**** Records provided ****

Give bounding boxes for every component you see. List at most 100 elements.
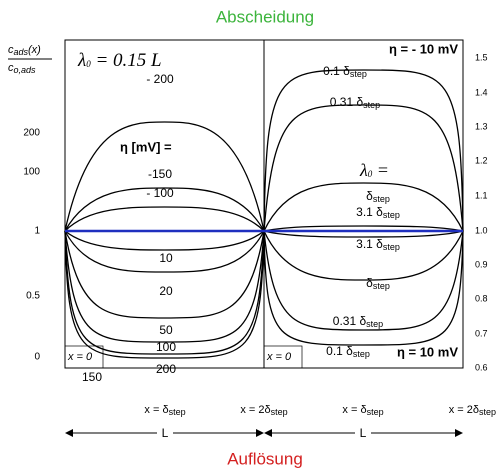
curve bbox=[64, 230, 265, 251]
y-label-top-part: ads bbox=[14, 47, 29, 57]
curve-label-part: 3.1 δ bbox=[356, 237, 383, 251]
curve-label: 100 bbox=[156, 340, 176, 354]
x-label-part: x = δ bbox=[144, 404, 168, 416]
x-label: x = 2δstep bbox=[240, 404, 287, 417]
curve bbox=[64, 230, 265, 273]
length-label: L bbox=[162, 426, 169, 440]
y-label-bottom-part: c bbox=[8, 62, 14, 74]
curve bbox=[263, 69, 464, 232]
curve-label-part: 0.31 δ bbox=[333, 314, 367, 328]
lambda-label-part: 0 bbox=[86, 59, 91, 69]
lambda-label-part: λ bbox=[359, 160, 368, 180]
curve bbox=[263, 104, 464, 232]
x-label-part: x = 2δ bbox=[240, 404, 270, 416]
eta-label: η = - 10 mV bbox=[389, 41, 458, 56]
lambda-label-part: = 0.15 L bbox=[91, 50, 162, 71]
curve bbox=[263, 182, 464, 232]
origin-label: x = 0 bbox=[67, 351, 93, 363]
lambda-label: λ0 = bbox=[359, 160, 389, 180]
right-tick-label: 1.1 bbox=[475, 190, 488, 200]
left-tick-label: 100 bbox=[23, 167, 40, 178]
curve-label: 10 bbox=[159, 251, 173, 265]
curve bbox=[64, 230, 265, 319]
curve-label-part: 0.1 δ bbox=[323, 64, 350, 78]
curve bbox=[263, 230, 464, 331]
curve bbox=[64, 230, 265, 359]
curve-label: 200 bbox=[156, 362, 176, 376]
curve-label: 50 bbox=[159, 323, 173, 337]
curve-label-part: δ bbox=[366, 189, 373, 203]
footer: Auflösung bbox=[227, 449, 303, 468]
curve-label: 3.1 δstep bbox=[356, 205, 400, 220]
curve-label: - 100 bbox=[146, 186, 174, 200]
x-label-part: step bbox=[271, 407, 288, 417]
origin-label: x = 0 bbox=[266, 351, 292, 363]
left-tick-label: 0 bbox=[34, 352, 40, 363]
curve bbox=[64, 230, 265, 343]
y-label-bottom-part: o,ads bbox=[14, 65, 37, 75]
y-label-top-part: c bbox=[8, 44, 14, 56]
x-label-part: step bbox=[169, 407, 186, 417]
left-tick-label: 1 bbox=[34, 226, 40, 237]
curve bbox=[64, 187, 265, 232]
curve-label-part: 0.1 δ bbox=[326, 344, 353, 358]
right-tick-label: 0.7 bbox=[475, 328, 488, 338]
label-bg bbox=[355, 425, 371, 441]
y-label-top-part: (x) bbox=[28, 44, 41, 56]
curve-label-part: step bbox=[373, 281, 390, 291]
right-tick-label: 0.8 bbox=[475, 293, 488, 303]
curve-label: δstep bbox=[366, 276, 390, 291]
arrow-heads bbox=[65, 429, 463, 437]
x-label-part: x = δ bbox=[342, 404, 366, 416]
y-label-bottom: co,ads bbox=[8, 62, 36, 75]
curve-label: 0.1 δstep bbox=[326, 344, 370, 359]
origin-box bbox=[263, 345, 303, 369]
curve-label-part: step bbox=[366, 319, 383, 329]
curve-label-part: 3.1 δ bbox=[356, 205, 383, 219]
curve-label-part: 0.31 δ bbox=[330, 95, 364, 109]
curve bbox=[64, 230, 265, 355]
lambda-label-part: = bbox=[372, 160, 389, 180]
curve bbox=[64, 206, 265, 232]
curve-label: δstep bbox=[366, 189, 390, 204]
x-label-part: step bbox=[479, 407, 496, 417]
curve bbox=[263, 225, 464, 232]
eta-label: η = 10 mV bbox=[397, 344, 458, 359]
x-label-part: step bbox=[367, 407, 384, 417]
curve-label: -150 bbox=[148, 167, 172, 181]
x-label: x = δstep bbox=[342, 404, 383, 417]
x-label-part: x = 2δ bbox=[449, 404, 479, 416]
curve-label-part: step bbox=[383, 242, 400, 252]
right-tick-label: 0.9 bbox=[475, 259, 488, 269]
right-tick-label: 1.4 bbox=[475, 87, 488, 97]
x-label: x = δstep bbox=[144, 404, 185, 417]
title: Abscheidung bbox=[216, 7, 314, 26]
left-tick-label: 0.5 bbox=[26, 291, 40, 302]
curve-label-part: step bbox=[350, 69, 367, 79]
eta-label: η [mV] = bbox=[120, 139, 172, 154]
curve-label: 0.31 δstep bbox=[333, 314, 383, 329]
curve-label: - 200 bbox=[146, 72, 174, 86]
x-label: x = 2δstep bbox=[449, 404, 496, 417]
label-bg bbox=[157, 425, 173, 441]
right-tick-label: 1.2 bbox=[475, 155, 488, 165]
curve-label: 3.1 δstep bbox=[356, 237, 400, 252]
curve-label: 0.1 δstep bbox=[323, 64, 367, 79]
right-tick-label: 0.6 bbox=[475, 362, 488, 372]
curve-label: 20 bbox=[159, 284, 173, 298]
curve bbox=[64, 121, 265, 232]
curve-label-part: step bbox=[373, 194, 390, 204]
right-tick-label: 1.0 bbox=[475, 225, 488, 235]
curve bbox=[263, 230, 464, 346]
left-tick-label: 200 bbox=[23, 128, 40, 139]
curve-label: 0.31 δstep bbox=[330, 95, 380, 110]
curve-label-part: step bbox=[363, 100, 380, 110]
right-tick-label: 1.3 bbox=[475, 121, 488, 131]
right-tick-label: 1.5 bbox=[475, 52, 488, 62]
y-label-top: cads(x) bbox=[8, 44, 41, 57]
curve bbox=[263, 230, 464, 238]
curve-label-part: step bbox=[383, 210, 400, 220]
lambda-label-part: λ bbox=[77, 50, 86, 71]
length-label: L bbox=[360, 426, 367, 440]
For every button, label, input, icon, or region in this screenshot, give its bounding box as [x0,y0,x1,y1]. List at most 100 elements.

****

Reproduce the rows verbatim, from the line containing "curve bbox=[64, 230, 265, 251]" through the line containing "lambda-label-part: λ bbox=[359, 160, 368, 180]", with both of those lines included.

curve bbox=[64, 230, 265, 251]
y-label-top-part: ads bbox=[14, 47, 29, 57]
curve-label-part: 3.1 δ bbox=[356, 237, 383, 251]
curve-label: 100 bbox=[156, 340, 176, 354]
x-label-part: x = δ bbox=[144, 404, 168, 416]
x-label: x = 2δstep bbox=[240, 404, 287, 417]
curve bbox=[64, 230, 265, 273]
length-label: L bbox=[162, 426, 169, 440]
y-label-bottom-part: c bbox=[8, 62, 14, 74]
curve bbox=[263, 69, 464, 232]
curve-label-part: 0.31 δ bbox=[333, 314, 367, 328]
lambda-label-part: 0 bbox=[86, 59, 91, 69]
lambda-label-part: λ bbox=[359, 160, 368, 180]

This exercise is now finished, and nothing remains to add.